| Task requirements |
- 1) In the excerpt on the marina purchase, who came to report that the trustees had voted to buy Whaler's Cove?
- 2) Using the excerpt on the marina purchase, decide whether each statement agrees with it, and support each yes or no with the deciding words quoted from the excerpt: (a) Walter Page left the board when the Morgan Bank sent him to London. (b) The narrator waited for the vote in the James seminar room. (c) The Kirkland Place house was owned by Harvard.
- 3) Continue the excerpt on the marina purchase from the point where it ends.
[[ Source extract, beginning ]]
The Board of Trustees approved the purchase early in June, just a week after the Robertson Research Fund formally came into existence. But their concordance was not as routine as expected. Arguing against
the acquisition was our nearby neighbor Walter Page. Long an important Lab friend and a trustee during John Cairns's first years as director, Walter had left the board when the Morgan Bank sent him to London for several years to run their European operations. Upon his return, we asked him to rejoin the Board, but he begged off, citing his growing Morgan responsibilities. But when Charlie Robertson became our benefactor, Walter knew he had to come back to make sure our new riches would not be squandered. Spending $300,000 to buy a marina was not Walter's idea of a prudent first expenditure. I, however, believed that not to make the purchase was surely to waste perhaps our only chance to forever preserve the inner harbor's pristine state. An ideal setting for science is not a matter of purely utilitarian considerations. Sensing our fellow trustees swaying in Walter's direction, however, I threw a Hail Mary pass, threatening to resign if the marina was not purchased. After I made my announcement, I left the James seminar room and walked back to Osterhout Cottage, about a minute away.There Liz was entertaining Marilyn Zinder, whose husband, Norton, was attending the Trustees meeting. I announced my abrupt move, and we nervously waited some forty-five minutes until Bentley Glass came in to say that the trustees had just voted to purchase Whaler's Cove. I walked back with him to the meeting, rather sheepish at having got my way by reason of blackmail. I would never again challenge Walter, against whom one public victory was one too many. As Cold Spring Harbor's most respected resident and an old friend of the Lab, he should have been informed well in advance of the meeting of how strongly I felt. Harvard duties that spring, however, had kept Liz and me largely in Cambridge. There we were comfortably ensconced in a Harvard-owned Kirkland Place house, less than three hundred feet from Paul Doty's much bigger mansard-roofed mansion. It had become our Cambridge residence in the fall of 1971, giving us plenty of space in which to prepare for the impending birth of our son Duncan early in 1972.
[[ Source extract, end ]]
[[ Listed entries, beginning ]]
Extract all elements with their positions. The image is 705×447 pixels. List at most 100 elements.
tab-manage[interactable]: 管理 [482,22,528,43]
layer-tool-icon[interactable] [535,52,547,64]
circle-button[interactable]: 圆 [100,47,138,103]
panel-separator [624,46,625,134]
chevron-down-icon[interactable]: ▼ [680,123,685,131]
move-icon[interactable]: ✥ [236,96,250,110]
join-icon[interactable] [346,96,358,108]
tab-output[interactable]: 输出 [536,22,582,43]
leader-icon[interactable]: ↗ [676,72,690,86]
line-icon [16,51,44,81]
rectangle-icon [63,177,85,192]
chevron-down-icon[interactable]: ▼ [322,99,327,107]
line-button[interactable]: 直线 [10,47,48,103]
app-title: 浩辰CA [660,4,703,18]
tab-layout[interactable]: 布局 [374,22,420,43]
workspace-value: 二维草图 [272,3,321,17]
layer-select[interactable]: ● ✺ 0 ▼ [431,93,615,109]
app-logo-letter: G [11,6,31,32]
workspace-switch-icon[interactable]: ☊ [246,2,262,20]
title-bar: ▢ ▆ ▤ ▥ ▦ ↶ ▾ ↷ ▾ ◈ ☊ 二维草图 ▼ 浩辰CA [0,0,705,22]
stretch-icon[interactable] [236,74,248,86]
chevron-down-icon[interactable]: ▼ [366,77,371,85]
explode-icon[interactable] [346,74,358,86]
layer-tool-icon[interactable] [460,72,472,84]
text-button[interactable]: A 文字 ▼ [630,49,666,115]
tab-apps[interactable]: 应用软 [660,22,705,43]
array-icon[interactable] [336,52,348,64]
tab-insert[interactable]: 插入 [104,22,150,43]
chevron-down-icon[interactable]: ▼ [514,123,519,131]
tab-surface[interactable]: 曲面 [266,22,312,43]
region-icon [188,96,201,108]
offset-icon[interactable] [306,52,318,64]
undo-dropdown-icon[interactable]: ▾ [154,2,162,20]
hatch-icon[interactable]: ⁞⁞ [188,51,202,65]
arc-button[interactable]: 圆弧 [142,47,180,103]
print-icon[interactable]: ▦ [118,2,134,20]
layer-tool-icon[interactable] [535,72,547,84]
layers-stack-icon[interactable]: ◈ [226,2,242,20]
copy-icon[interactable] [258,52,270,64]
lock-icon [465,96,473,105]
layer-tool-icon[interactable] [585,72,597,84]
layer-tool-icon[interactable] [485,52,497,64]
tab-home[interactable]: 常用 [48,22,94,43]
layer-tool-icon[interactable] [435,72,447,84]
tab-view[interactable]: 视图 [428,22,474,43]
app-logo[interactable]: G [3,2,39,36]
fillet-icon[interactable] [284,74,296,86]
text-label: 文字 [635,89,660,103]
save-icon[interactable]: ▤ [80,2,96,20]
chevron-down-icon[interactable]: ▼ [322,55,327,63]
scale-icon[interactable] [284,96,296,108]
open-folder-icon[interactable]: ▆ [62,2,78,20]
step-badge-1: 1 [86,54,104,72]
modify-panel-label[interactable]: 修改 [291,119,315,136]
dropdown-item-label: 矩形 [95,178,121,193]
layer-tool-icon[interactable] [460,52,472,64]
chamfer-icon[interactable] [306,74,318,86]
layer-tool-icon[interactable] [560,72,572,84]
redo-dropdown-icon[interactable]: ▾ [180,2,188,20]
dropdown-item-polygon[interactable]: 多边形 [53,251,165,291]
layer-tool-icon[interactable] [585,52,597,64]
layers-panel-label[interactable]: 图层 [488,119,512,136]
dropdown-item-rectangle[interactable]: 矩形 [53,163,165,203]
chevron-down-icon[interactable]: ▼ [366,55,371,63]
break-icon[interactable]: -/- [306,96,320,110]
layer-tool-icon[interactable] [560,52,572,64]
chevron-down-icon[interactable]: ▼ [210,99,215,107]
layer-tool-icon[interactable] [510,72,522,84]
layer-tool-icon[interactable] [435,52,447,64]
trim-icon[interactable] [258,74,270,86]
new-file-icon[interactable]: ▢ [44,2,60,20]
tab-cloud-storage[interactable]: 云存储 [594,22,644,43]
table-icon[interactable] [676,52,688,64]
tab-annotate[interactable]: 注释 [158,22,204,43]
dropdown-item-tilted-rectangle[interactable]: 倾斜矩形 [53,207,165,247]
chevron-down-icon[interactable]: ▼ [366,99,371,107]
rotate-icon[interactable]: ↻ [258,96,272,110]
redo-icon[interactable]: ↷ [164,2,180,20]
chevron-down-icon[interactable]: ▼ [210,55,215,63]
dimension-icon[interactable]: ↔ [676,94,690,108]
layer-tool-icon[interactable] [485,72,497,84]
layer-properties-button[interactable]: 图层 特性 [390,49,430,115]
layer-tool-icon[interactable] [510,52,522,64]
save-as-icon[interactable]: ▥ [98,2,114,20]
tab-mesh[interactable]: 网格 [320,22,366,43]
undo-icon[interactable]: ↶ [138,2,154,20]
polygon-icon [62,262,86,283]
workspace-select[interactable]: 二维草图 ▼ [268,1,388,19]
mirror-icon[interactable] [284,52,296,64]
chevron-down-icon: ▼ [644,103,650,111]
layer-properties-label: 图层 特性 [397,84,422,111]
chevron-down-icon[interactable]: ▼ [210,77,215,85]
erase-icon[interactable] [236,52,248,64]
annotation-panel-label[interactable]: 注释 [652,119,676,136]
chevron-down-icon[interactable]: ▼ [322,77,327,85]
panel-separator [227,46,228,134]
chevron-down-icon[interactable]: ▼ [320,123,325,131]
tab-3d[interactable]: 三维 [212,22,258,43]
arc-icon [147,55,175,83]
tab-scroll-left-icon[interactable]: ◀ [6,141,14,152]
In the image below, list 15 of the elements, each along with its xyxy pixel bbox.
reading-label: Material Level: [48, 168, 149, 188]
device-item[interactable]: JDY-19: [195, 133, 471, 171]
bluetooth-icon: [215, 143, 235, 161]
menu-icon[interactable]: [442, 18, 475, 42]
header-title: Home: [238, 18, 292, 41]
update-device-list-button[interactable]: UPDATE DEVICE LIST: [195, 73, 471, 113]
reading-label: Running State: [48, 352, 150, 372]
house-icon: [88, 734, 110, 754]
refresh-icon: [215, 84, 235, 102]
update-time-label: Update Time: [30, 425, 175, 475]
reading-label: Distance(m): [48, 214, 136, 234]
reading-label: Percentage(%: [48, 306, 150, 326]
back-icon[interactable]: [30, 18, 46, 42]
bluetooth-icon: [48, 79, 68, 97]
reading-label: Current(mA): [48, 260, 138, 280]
[[ Listed entries, end ]]
| Answers given |
- 1) Bentley Glass

- 2)
(a) Yes: "Walter had left the board when the Morgan Bank sent him to London for several years to run their European operations."
(b) No: "I left the James seminar room and walked back to Osterhout Cottage, about a minute away."
(c) Yes: "a Harvard-owned Kirkland Place house"

- 3)
I no longer had John Cairns to help me bat around the pros and cons of impending Lab decisions. In early March, he returned to
England to take the directorship of Mill Hill Laboratory of the Imperial Cancer Research Fund. The previous four years, his position at Cold Spring Harbor had been happily stabilized and paid for by an American Cancer Society professorship. Soon after getting it, John threw a big wrench into the science of Arthur Kornberg by finding an E. coli mutant able to live without his famous enzyme DNA polymerase. Its existence soon led to several successive searches for alternative DNA polymerases. Without John's genetic approach, the inherent complexity of DNA replication would have remained unknown much longer.The Cairns family's departure opened up the possibility of my family occupying Airslie, the large rambling wooden structure that had housed the Lab's directors for almost thirty years. Built in 1806 for Major William Jones, Airslie had come into the Lab's possession upon the wartime dissolution of the late Henry deForest's large estate to the immediate north along Bungtown Road. Before Liz and the children and I moved in, however, we undertook a badly needed massive renovation. The Lab had previously never had funds for anything except the occasional fresh coat of paint and, once, a new roof. Cold winter winds blew through Airslie during all the years of Demerec's and Cairns's occupancy.